Locate every line that holds the string "Laser" and copy it.

Saved entries

========================

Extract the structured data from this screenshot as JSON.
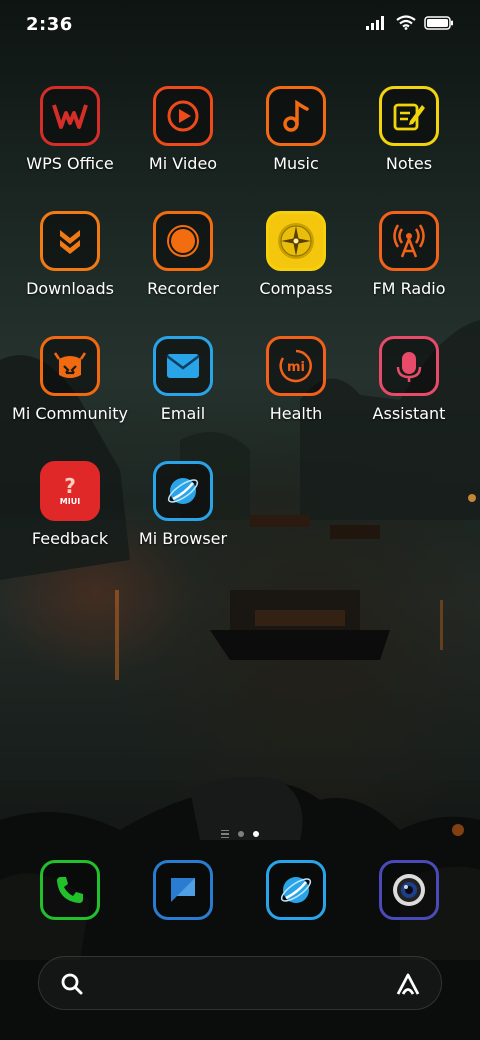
{
  "status_bar": {
    "time": "2:36",
    "icons": [
      "signal-icon",
      "wifi-icon",
      "battery-icon"
    ]
  },
  "apps": [
    {
      "label": "WPS Office",
      "icon": "wps-office-icon",
      "color": "#d52d28"
    },
    {
      "label": "Mi Video",
      "icon": "mi-video-icon",
      "color": "#ee4a1a"
    },
    {
      "label": "Music",
      "icon": "music-icon",
      "color": "#f26a12"
    },
    {
      "label": "Notes",
      "icon": "notes-icon",
      "color": "#f2d40d"
    },
    {
      "label": "Downloads",
      "icon": "downloads-icon",
      "color": "#f27a14"
    },
    {
      "label": "Recorder",
      "icon": "recorder-icon",
      "color": "#f26d10"
    },
    {
      "label": "Compass",
      "icon": "compass-icon",
      "color": "#f7d00c"
    },
    {
      "label": "FM Radio",
      "icon": "fm-radio-icon",
      "color": "#f2621a"
    },
    {
      "label": "Mi Community",
      "icon": "mi-community-icon",
      "color": "#f26a10"
    },
    {
      "label": "Email",
      "icon": "email-icon",
      "color": "#2aa4e8"
    },
    {
      "label": "Health",
      "icon": "health-icon",
      "color": "#f2601a"
    },
    {
      "label": "Assistant",
      "icon": "assistant-icon",
      "color": "#e84a6a"
    },
    {
      "label": "Feedback",
      "icon": "feedback-icon",
      "color": "#e02828",
      "badge": "MIUI",
      "mark": "?"
    },
    {
      "label": "Mi Browser",
      "icon": "mi-browser-icon",
      "color": "#2aa4e8"
    }
  ],
  "health_icon_text": "mi",
  "page_indicator": {
    "pages": 2,
    "current": 2
  },
  "dock": [
    {
      "icon": "phone-icon",
      "color": "#22c02a"
    },
    {
      "icon": "messages-icon",
      "color": "#2a7cd0"
    },
    {
      "icon": "browser-icon",
      "color": "#2aa4e8"
    },
    {
      "icon": "camera-icon",
      "color": "#4a4ab8"
    }
  ],
  "search": {
    "left_icon": "search-icon",
    "right_icon": "assistant-a-icon"
  }
}
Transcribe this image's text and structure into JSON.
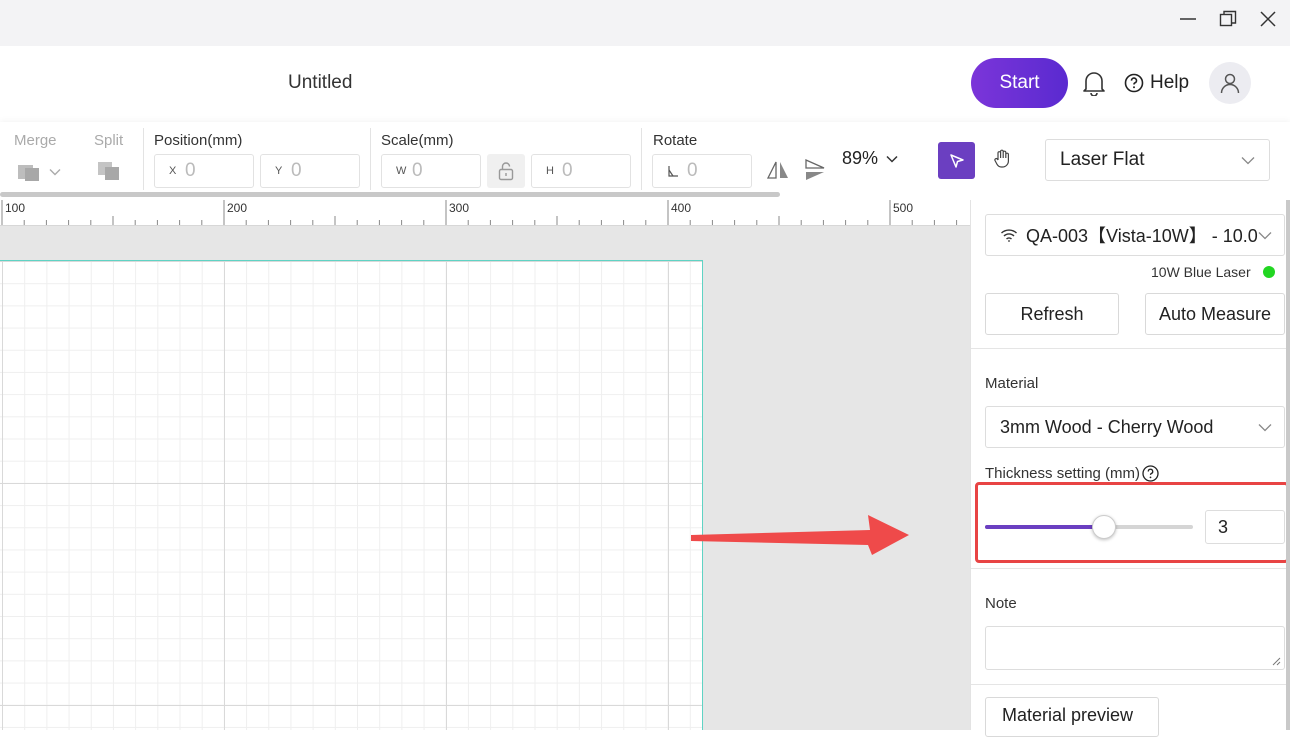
{
  "header": {
    "title": "Untitled",
    "start_label": "Start",
    "help_label": "Help"
  },
  "toolbar": {
    "merge_label": "Merge",
    "split_label": "Split",
    "position_label": "Position(mm)",
    "x_prefix": "X",
    "x_value": "0",
    "y_prefix": "Y",
    "y_value": "0",
    "scale_label": "Scale(mm)",
    "w_prefix": "W",
    "w_value": "0",
    "h_prefix": "H",
    "h_value": "0",
    "rotate_label": "Rotate",
    "rotate_value": "0",
    "zoom_label": "89%",
    "mode_label": "Laser Flat"
  },
  "ruler": {
    "ticks": [
      "100",
      "200",
      "300",
      "400",
      "500"
    ]
  },
  "panel": {
    "device_label": "QA-003【Vista-10W】 - 10.0",
    "laser_label": "10W Blue Laser",
    "refresh_label": "Refresh",
    "auto_measure_label": "Auto Measure",
    "material_heading": "Material",
    "material_value": "3mm Wood - Cherry Wood",
    "thickness_heading": "Thickness setting (mm)",
    "thickness_value": "3",
    "thickness_fraction": 0.57,
    "note_heading": "Note",
    "preview_label": "Material preview"
  },
  "colors": {
    "accent": "#6b3fc1",
    "start_gradient_from": "#7b35d9",
    "start_gradient_to": "#5a2ad0",
    "status_ok": "#22d622",
    "highlight": "#e84444",
    "workspace_border": "#5fd3c4"
  },
  "icons": [
    "minimize-icon",
    "restore-icon",
    "close-icon",
    "bell-icon",
    "help-circle-icon",
    "user-icon",
    "merge-icon",
    "split-icon",
    "lock-icon",
    "flip-horizontal-icon",
    "flip-vertical-icon",
    "cursor-icon",
    "hand-icon",
    "chevron-down-icon",
    "wifi-icon",
    "question-icon"
  ]
}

========================

§ **Answer in full**:
    "mode_label": "Laser Flat"
    "laser_label": "10W Blue Laser",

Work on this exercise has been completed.